SET PROBLEM: Retype the whole listing verbatim and keep the pictures out of it.

SOURCE RECORDS:
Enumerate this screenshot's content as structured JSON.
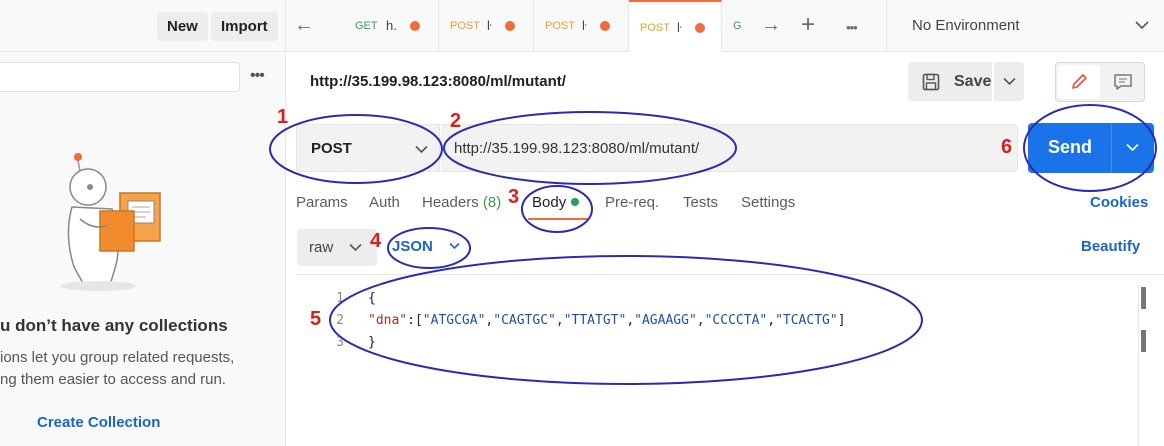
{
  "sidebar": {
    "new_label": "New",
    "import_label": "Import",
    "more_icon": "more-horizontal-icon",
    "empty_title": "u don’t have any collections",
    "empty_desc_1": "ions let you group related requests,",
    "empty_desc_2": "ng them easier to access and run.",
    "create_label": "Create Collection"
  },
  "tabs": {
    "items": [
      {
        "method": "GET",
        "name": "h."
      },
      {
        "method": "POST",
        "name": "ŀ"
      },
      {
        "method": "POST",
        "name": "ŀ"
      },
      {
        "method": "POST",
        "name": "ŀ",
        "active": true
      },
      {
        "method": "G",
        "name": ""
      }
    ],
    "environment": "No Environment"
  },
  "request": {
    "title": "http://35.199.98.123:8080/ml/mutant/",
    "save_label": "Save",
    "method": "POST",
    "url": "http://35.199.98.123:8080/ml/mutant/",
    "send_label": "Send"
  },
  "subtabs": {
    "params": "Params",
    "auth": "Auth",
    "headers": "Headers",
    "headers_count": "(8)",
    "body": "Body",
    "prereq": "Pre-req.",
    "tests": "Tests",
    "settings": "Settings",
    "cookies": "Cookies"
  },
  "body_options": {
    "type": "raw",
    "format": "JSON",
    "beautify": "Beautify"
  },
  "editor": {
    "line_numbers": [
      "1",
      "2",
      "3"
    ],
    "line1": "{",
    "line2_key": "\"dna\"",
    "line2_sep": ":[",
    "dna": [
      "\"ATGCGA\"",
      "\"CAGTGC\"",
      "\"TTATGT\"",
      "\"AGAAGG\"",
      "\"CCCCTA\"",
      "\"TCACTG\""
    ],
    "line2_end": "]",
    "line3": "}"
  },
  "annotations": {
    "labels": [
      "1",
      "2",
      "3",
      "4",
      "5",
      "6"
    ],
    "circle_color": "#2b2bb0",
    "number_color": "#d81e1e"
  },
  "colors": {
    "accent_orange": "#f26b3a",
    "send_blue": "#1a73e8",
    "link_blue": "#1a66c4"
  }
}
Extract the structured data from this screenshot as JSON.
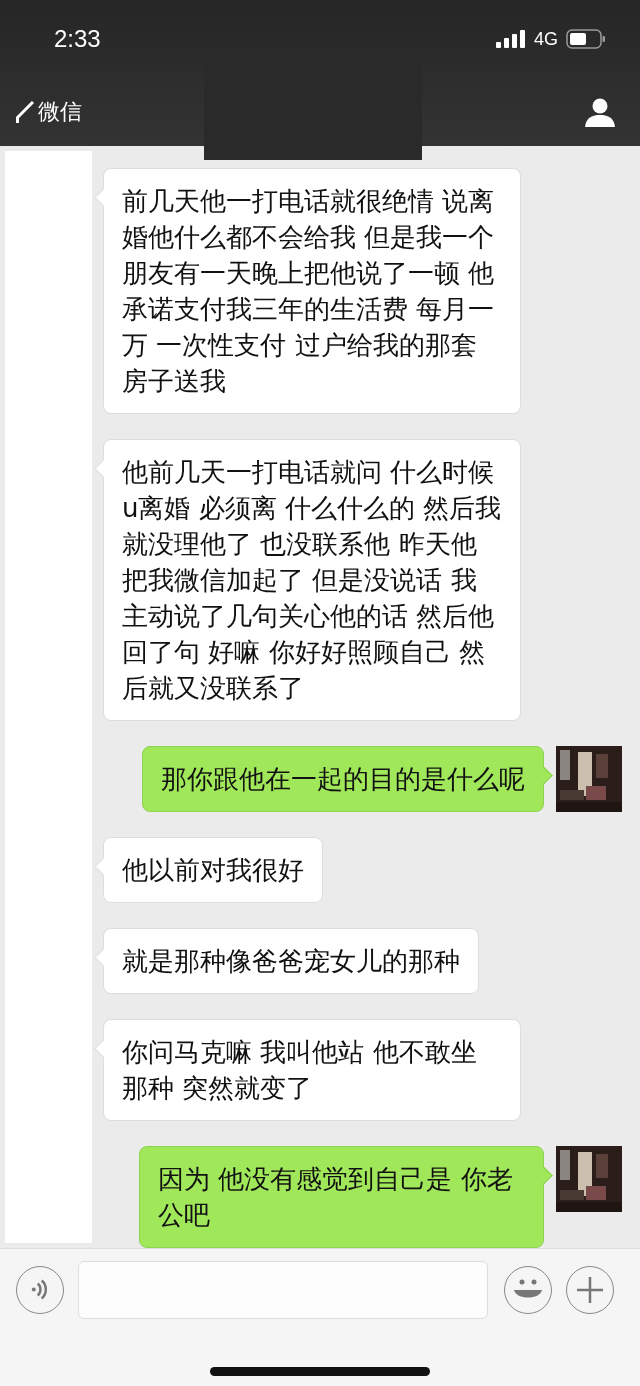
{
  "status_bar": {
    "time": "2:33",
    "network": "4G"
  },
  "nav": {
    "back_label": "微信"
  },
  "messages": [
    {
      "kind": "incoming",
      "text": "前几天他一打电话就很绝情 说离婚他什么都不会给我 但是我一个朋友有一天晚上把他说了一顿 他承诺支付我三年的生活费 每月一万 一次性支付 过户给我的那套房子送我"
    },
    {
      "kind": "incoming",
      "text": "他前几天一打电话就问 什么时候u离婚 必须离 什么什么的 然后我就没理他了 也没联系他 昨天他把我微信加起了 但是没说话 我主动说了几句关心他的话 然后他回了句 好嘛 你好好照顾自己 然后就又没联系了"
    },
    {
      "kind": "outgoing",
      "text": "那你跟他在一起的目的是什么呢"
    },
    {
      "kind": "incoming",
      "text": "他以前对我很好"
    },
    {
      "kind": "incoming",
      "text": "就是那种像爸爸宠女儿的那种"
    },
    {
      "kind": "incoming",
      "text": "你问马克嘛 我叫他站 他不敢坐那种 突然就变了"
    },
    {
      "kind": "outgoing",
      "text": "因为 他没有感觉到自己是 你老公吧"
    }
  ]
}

RESPONSE TO THIS EXERCISE:
Enumerate this screenshot's content as structured JSON.
{
  "sidebar": {
    "new_label": "New",
    "import_label": "Import",
    "more_icon": "more-horizontal-icon",
    "empty_title": "u don’t have any collections",
    "empty_desc_1": "ions let you group related requests,",
    "empty_desc_2": "ng them easier to access and run.",
    "create_label": "Create Collection"
  },
  "tabs": {
    "items": [
      {
        "method": "GET",
        "name": "h."
      },
      {
        "method": "POST",
        "name": "ŀ"
      },
      {
        "method": "POST",
        "name": "ŀ"
      },
      {
        "method": "POST",
        "name": "ŀ",
        "active": true
      },
      {
        "method": "G",
        "name": ""
      }
    ],
    "environment": "No Environment"
  },
  "request": {
    "title": "http://35.199.98.123:8080/ml/mutant/",
    "save_label": "Save",
    "method": "POST",
    "url": "http://35.199.98.123:8080/ml/mutant/",
    "send_label": "Send"
  },
  "subtabs": {
    "params": "Params",
    "auth": "Auth",
    "headers": "Headers",
    "headers_count": "(8)",
    "body": "Body",
    "prereq": "Pre-req.",
    "tests": "Tests",
    "settings": "Settings",
    "cookies": "Cookies"
  },
  "body_options": {
    "type": "raw",
    "format": "JSON",
    "beautify": "Beautify"
  },
  "editor": {
    "line_numbers": [
      "1",
      "2",
      "3"
    ],
    "line1": "{",
    "line2_key": "\"dna\"",
    "line2_sep": ":[",
    "dna": [
      "\"ATGCGA\"",
      "\"CAGTGC\"",
      "\"TTATGT\"",
      "\"AGAAGG\"",
      "\"CCCCTA\"",
      "\"TCACTG\""
    ],
    "line2_end": "]",
    "line3": "}"
  },
  "annotations": {
    "labels": [
      "1",
      "2",
      "3",
      "4",
      "5",
      "6"
    ],
    "circle_color": "#2b2bb0",
    "number_color": "#d81e1e"
  },
  "colors": {
    "accent_orange": "#f26b3a",
    "send_blue": "#1a73e8",
    "link_blue": "#1a66c4"
  }
}
Extract the structured data from this screenshot as JSON.
{
  "status_bar": {
    "time": "2:33",
    "network": "4G"
  },
  "nav": {
    "back_label": "微信"
  },
  "messages": [
    {
      "kind": "incoming",
      "text": "前几天他一打电话就很绝情 说离婚他什么都不会给我 但是我一个朋友有一天晚上把他说了一顿 他承诺支付我三年的生活费 每月一万 一次性支付 过户给我的那套房子送我"
    },
    {
      "kind": "incoming",
      "text": "他前几天一打电话就问 什么时候u离婚 必须离 什么什么的 然后我就没理他了 也没联系他 昨天他把我微信加起了 但是没说话 我主动说了几句关心他的话 然后他回了句 好嘛 你好好照顾自己 然后就又没联系了"
    },
    {
      "kind": "outgoing",
      "text": "那你跟他在一起的目的是什么呢"
    },
    {
      "kind": "incoming",
      "text": "他以前对我很好"
    },
    {
      "kind": "incoming",
      "text": "就是那种像爸爸宠女儿的那种"
    },
    {
      "kind": "incoming",
      "text": "你问马克嘛 我叫他站 他不敢坐那种 突然就变了"
    },
    {
      "kind": "outgoing",
      "text": "因为 他没有感觉到自己是 你老公吧"
    }
  ]
}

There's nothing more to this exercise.